▽

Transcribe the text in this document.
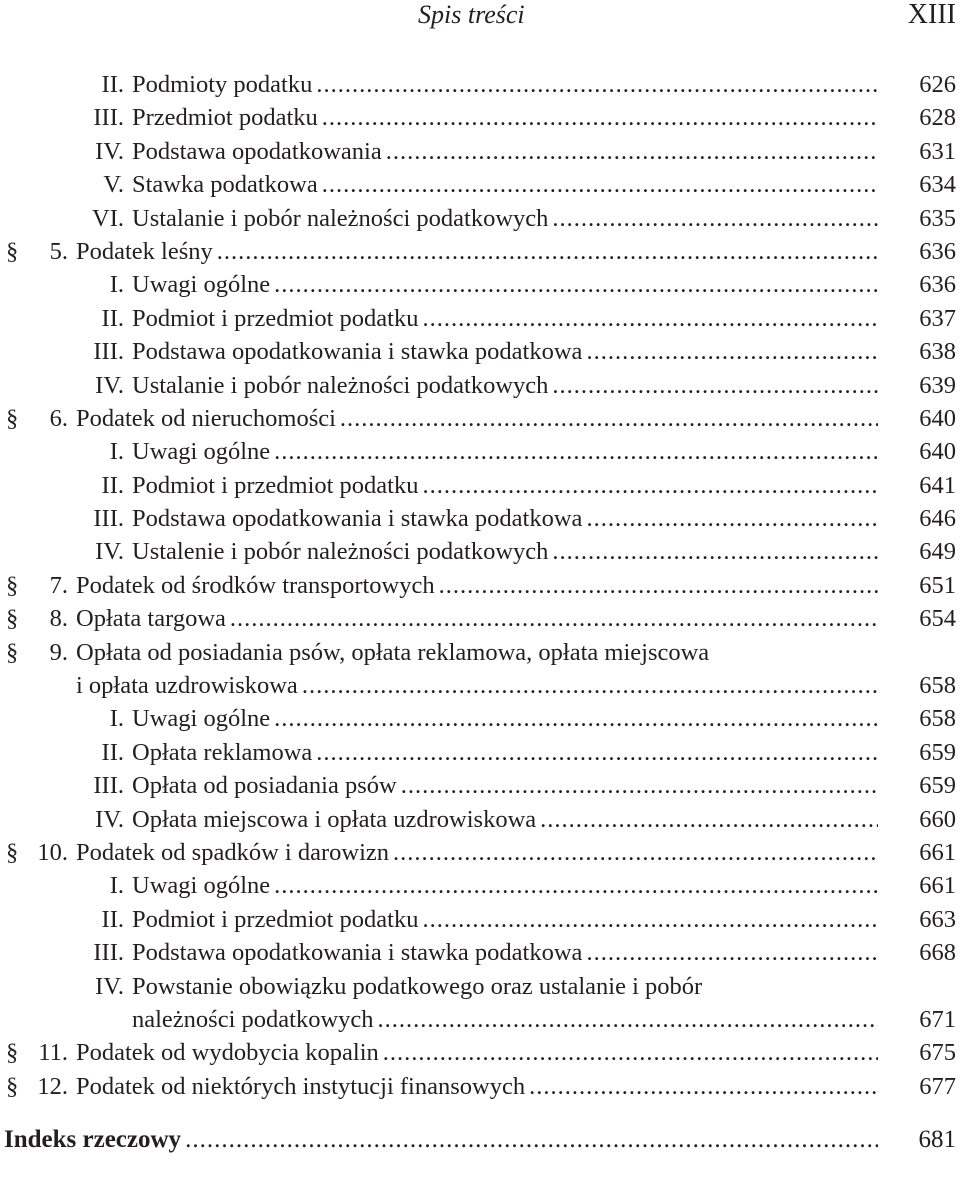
Spis treści	XIII
II. Podmioty podatku .....	626
III. Przedmiot podatku .....	628
IV. Podstawa opodatkowania .....	631
V. Stawka podatkowa .....	634
VI. Ustalanie i pobór należności podatkowych .....	635
§	5. Podatek leśny .....	636
I. Uwagi ogólne .....	636
II. Podmiot i przedmiot podatku .....	637
III. Podstawa opodatkowania i stawka podatkowa .....	638
IV. Ustalanie i pobór należności podatkowych .....	639
§	6. Podatek od nieruchomości .....	640
I. Uwagi ogólne .....	640
II. Podmiot i przedmiot podatku .....	641
III. Podstawa opodatkowania i stawka podatkowa .....	646
IV. Ustalenie i pobór należności podatkowych .....	649
§	7. Podatek od środków transportowych .....	651
§	8. Opłata targowa .....	654
§	9. Opłata od posiadania psów, opłata reklamowa, opłata miejscowa
i opłata uzdrowiskowa .....	658
I. Uwagi ogólne .....	658
II. Opłata reklamowa .....	659
III. Opłata od posiadania psów .....	659
IV. Opłata miejscowa i opłata uzdrowiskowa .....	660
§ 10. Podatek od spadków i darowizn .....	661
I. Uwagi ogólne .....	661
II. Podmiot i przedmiot podatku .....	663
III. Podstawa opodatkowania i stawka podatkowa .....	668
IV. Powstanie obowiązku podatkowego oraz ustalanie i pobór
należności podatkowych .....	671
§ 11. Podatek od wydobycia kopalin .....	675
§ 12. Podatek od niektórych instytucji finansowych .....	677
Indeks rzeczowy .....	681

△

TASK PROMPT:
Return each line in the records that holds the string "pobór".

COMPLETED TASK:
VI. Ustalanie i pobór należności podatkowych .....	635
IV. Ustalanie i pobór należności podatkowych .....	639
IV. Ustalenie i pobór należności podatkowych .....	649
IV. Powstanie obowiązku podatkowego oraz ustalanie i pobór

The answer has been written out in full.